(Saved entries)
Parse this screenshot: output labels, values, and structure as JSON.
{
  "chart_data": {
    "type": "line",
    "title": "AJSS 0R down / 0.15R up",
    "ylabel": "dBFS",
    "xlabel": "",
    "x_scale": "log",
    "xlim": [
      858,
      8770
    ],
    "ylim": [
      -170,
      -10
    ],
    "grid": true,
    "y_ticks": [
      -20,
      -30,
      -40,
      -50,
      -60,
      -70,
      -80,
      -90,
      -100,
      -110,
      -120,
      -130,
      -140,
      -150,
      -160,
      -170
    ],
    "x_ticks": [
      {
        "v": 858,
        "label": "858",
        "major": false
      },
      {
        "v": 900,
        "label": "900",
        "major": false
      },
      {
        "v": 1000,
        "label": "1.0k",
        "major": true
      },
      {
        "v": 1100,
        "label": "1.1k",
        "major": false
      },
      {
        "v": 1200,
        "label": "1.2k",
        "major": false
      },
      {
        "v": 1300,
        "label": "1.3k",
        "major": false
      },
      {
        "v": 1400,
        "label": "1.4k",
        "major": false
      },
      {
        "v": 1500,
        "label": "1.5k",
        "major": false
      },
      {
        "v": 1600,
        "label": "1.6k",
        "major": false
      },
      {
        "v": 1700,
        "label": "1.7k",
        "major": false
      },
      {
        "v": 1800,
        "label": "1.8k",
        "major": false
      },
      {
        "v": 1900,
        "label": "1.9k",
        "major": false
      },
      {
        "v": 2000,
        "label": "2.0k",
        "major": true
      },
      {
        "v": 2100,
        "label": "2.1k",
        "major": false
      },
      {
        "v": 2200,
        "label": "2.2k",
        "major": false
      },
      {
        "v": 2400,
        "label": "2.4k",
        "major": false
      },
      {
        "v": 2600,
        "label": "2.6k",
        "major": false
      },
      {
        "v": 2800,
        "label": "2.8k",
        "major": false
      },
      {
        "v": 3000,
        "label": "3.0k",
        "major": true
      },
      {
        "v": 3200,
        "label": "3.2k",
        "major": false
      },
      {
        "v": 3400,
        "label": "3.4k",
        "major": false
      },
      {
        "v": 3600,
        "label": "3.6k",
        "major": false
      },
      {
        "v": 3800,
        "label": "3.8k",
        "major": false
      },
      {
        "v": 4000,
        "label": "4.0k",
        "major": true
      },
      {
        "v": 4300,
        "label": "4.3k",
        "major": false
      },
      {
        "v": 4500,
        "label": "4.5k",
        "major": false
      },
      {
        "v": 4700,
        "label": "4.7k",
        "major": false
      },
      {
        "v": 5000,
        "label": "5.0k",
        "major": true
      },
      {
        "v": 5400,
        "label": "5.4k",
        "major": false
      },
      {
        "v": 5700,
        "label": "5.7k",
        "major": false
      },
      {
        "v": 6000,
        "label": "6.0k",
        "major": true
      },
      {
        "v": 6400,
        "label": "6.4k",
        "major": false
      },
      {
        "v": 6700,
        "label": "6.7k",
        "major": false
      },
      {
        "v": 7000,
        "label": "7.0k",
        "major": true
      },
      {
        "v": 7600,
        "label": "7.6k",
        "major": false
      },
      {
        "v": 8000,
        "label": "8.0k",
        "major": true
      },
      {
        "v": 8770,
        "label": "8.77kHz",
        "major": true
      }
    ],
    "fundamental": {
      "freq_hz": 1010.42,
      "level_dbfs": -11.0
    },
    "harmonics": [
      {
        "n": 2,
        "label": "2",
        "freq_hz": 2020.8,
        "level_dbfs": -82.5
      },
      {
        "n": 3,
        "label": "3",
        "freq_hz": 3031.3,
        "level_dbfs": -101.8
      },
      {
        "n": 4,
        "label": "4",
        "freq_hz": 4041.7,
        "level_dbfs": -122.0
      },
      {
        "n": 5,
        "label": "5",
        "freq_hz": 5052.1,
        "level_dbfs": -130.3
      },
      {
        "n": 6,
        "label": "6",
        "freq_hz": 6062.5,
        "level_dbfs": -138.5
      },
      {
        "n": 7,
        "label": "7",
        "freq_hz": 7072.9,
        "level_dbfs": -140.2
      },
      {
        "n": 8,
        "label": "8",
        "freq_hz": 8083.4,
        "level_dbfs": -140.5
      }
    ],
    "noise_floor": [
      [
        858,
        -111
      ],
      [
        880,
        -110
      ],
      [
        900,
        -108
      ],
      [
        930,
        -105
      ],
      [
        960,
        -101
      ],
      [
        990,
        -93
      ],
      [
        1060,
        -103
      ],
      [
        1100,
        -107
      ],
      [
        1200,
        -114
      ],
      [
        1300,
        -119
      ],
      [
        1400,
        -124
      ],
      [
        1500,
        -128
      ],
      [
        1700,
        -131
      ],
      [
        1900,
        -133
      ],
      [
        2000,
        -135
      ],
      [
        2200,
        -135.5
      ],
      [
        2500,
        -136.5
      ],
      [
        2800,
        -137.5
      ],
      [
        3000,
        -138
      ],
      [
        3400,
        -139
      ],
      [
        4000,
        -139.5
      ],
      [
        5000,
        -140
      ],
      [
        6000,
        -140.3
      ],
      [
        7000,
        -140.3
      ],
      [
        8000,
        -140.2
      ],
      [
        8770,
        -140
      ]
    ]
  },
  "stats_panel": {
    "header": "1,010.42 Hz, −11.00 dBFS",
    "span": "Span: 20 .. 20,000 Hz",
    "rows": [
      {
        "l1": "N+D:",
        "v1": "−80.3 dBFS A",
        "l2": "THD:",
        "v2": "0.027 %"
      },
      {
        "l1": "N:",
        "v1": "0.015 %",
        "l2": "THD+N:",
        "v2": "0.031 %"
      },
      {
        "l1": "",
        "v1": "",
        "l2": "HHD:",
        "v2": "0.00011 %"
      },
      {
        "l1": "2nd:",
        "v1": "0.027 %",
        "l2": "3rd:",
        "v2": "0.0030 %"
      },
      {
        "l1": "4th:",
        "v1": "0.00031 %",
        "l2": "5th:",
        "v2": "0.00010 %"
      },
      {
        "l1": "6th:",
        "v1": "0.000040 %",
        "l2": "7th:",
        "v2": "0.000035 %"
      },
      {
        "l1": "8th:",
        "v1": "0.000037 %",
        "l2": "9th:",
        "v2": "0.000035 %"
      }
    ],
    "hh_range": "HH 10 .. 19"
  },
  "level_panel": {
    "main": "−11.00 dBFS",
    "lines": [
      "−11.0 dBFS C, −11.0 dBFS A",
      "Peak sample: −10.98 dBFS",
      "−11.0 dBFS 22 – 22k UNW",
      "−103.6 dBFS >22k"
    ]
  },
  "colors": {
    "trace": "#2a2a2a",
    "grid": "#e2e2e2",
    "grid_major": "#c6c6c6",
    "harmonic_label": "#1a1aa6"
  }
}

• [Task instructions]:
Repeat every record, exactly as written.

• [Written answer]:
Parse this screenshot: output labels, values, and structure as JSON.
{
  "chart_data": {
    "type": "line",
    "title": "AJSS 0R down / 0.15R up",
    "ylabel": "dBFS",
    "xlabel": "",
    "x_scale": "log",
    "xlim": [
      858,
      8770
    ],
    "ylim": [
      -170,
      -10
    ],
    "grid": true,
    "y_ticks": [
      -20,
      -30,
      -40,
      -50,
      -60,
      -70,
      -80,
      -90,
      -100,
      -110,
      -120,
      -130,
      -140,
      -150,
      -160,
      -170
    ],
    "x_ticks": [
      {
        "v": 858,
        "label": "858",
        "major": false
      },
      {
        "v": 900,
        "label": "900",
        "major": false
      },
      {
        "v": 1000,
        "label": "1.0k",
        "major": true
      },
      {
        "v": 1100,
        "label": "1.1k",
        "major": false
      },
      {
        "v": 1200,
        "label": "1.2k",
        "major": false
      },
      {
        "v": 1300,
        "label": "1.3k",
        "major": false
      },
      {
        "v": 1400,
        "label": "1.4k",
        "major": false
      },
      {
        "v": 1500,
        "label": "1.5k",
        "major": false
      },
      {
        "v": 1600,
        "label": "1.6k",
        "major": false
      },
      {
        "v": 1700,
        "label": "1.7k",
        "major": false
      },
      {
        "v": 1800,
        "label": "1.8k",
        "major": false
      },
      {
        "v": 1900,
        "label": "1.9k",
        "major": false
      },
      {
        "v": 2000,
        "label": "2.0k",
        "major": true
      },
      {
        "v": 2100,
        "label": "2.1k",
        "major": false
      },
      {
        "v": 2200,
        "label": "2.2k",
        "major": false
      },
      {
        "v": 2400,
        "label": "2.4k",
        "major": false
      },
      {
        "v": 2600,
        "label": "2.6k",
        "major": false
      },
      {
        "v": 2800,
        "label": "2.8k",
        "major": false
      },
      {
        "v": 3000,
        "label": "3.0k",
        "major": true
      },
      {
        "v": 3200,
        "label": "3.2k",
        "major": false
      },
      {
        "v": 3400,
        "label": "3.4k",
        "major": false
      },
      {
        "v": 3600,
        "label": "3.6k",
        "major": false
      },
      {
        "v": 3800,
        "label": "3.8k",
        "major": false
      },
      {
        "v": 4000,
        "label": "4.0k",
        "major": true
      },
      {
        "v": 4300,
        "label": "4.3k",
        "major": false
      },
      {
        "v": 4500,
        "label": "4.5k",
        "major": false
      },
      {
        "v": 4700,
        "label": "4.7k",
        "major": false
      },
      {
        "v": 5000,
        "label": "5.0k",
        "major": true
      },
      {
        "v": 5400,
        "label": "5.4k",
        "major": false
      },
      {
        "v": 5700,
        "label": "5.7k",
        "major": false
      },
      {
        "v": 6000,
        "label": "6.0k",
        "major": true
      },
      {
        "v": 6400,
        "label": "6.4k",
        "major": false
      },
      {
        "v": 6700,
        "label": "6.7k",
        "major": false
      },
      {
        "v": 7000,
        "label": "7.0k",
        "major": true
      },
      {
        "v": 7600,
        "label": "7.6k",
        "major": false
      },
      {
        "v": 8000,
        "label": "8.0k",
        "major": true
      },
      {
        "v": 8770,
        "label": "8.77kHz",
        "major": true
      }
    ],
    "fundamental": {
      "freq_hz": 1010.42,
      "level_dbfs": -11.0
    },
    "harmonics": [
      {
        "n": 2,
        "label": "2",
        "freq_hz": 2020.8,
        "level_dbfs": -82.5
      },
      {
        "n": 3,
        "label": "3",
        "freq_hz": 3031.3,
        "level_dbfs": -101.8
      },
      {
        "n": 4,
        "label": "4",
        "freq_hz": 4041.7,
        "level_dbfs": -122.0
      },
      {
        "n": 5,
        "label": "5",
        "freq_hz": 5052.1,
        "level_dbfs": -130.3
      },
      {
        "n": 6,
        "label": "6",
        "freq_hz": 6062.5,
        "level_dbfs": -138.5
      },
      {
        "n": 7,
        "label": "7",
        "freq_hz": 7072.9,
        "level_dbfs": -140.2
      },
      {
        "n": 8,
        "label": "8",
        "freq_hz": 8083.4,
        "level_dbfs": -140.5
      }
    ],
    "noise_floor": [
      [
        858,
        -111
      ],
      [
        880,
        -110
      ],
      [
        900,
        -108
      ],
      [
        930,
        -105
      ],
      [
        960,
        -101
      ],
      [
        990,
        -93
      ],
      [
        1060,
        -103
      ],
      [
        1100,
        -107
      ],
      [
        1200,
        -114
      ],
      [
        1300,
        -119
      ],
      [
        1400,
        -124
      ],
      [
        1500,
        -128
      ],
      [
        1700,
        -131
      ],
      [
        1900,
        -133
      ],
      [
        2000,
        -135
      ],
      [
        2200,
        -135.5
      ],
      [
        2500,
        -136.5
      ],
      [
        2800,
        -137.5
      ],
      [
        3000,
        -138
      ],
      [
        3400,
        -139
      ],
      [
        4000,
        -139.5
      ],
      [
        5000,
        -140
      ],
      [
        6000,
        -140.3
      ],
      [
        7000,
        -140.3
      ],
      [
        8000,
        -140.2
      ],
      [
        8770,
        -140
      ]
    ]
  },
  "stats_panel": {
    "header": "1,010.42 Hz, −11.00 dBFS",
    "span": "Span: 20 .. 20,000 Hz",
    "rows": [
      {
        "l1": "N+D:",
        "v1": "−80.3 dBFS A",
        "l2": "THD:",
        "v2": "0.027 %"
      },
      {
        "l1": "N:",
        "v1": "0.015 %",
        "l2": "THD+N:",
        "v2": "0.031 %"
      },
      {
        "l1": "",
        "v1": "",
        "l2": "HHD:",
        "v2": "0.00011 %"
      },
      {
        "l1": "2nd:",
        "v1": "0.027 %",
        "l2": "3rd:",
        "v2": "0.0030 %"
      },
      {
        "l1": "4th:",
        "v1": "0.00031 %",
        "l2": "5th:",
        "v2": "0.00010 %"
      },
      {
        "l1": "6th:",
        "v1": "0.000040 %",
        "l2": "7th:",
        "v2": "0.000035 %"
      },
      {
        "l1": "8th:",
        "v1": "0.000037 %",
        "l2": "9th:",
        "v2": "0.000035 %"
      }
    ],
    "hh_range": "HH 10 .. 19"
  },
  "level_panel": {
    "main": "−11.00 dBFS",
    "lines": [
      "−11.0 dBFS C, −11.0 dBFS A",
      "Peak sample: −10.98 dBFS",
      "−11.0 dBFS 22 – 22k UNW",
      "−103.6 dBFS >22k"
    ]
  },
  "colors": {
    "trace": "#2a2a2a",
    "grid": "#e2e2e2",
    "grid_major": "#c6c6c6",
    "harmonic_label": "#1a1aa6"
  }
}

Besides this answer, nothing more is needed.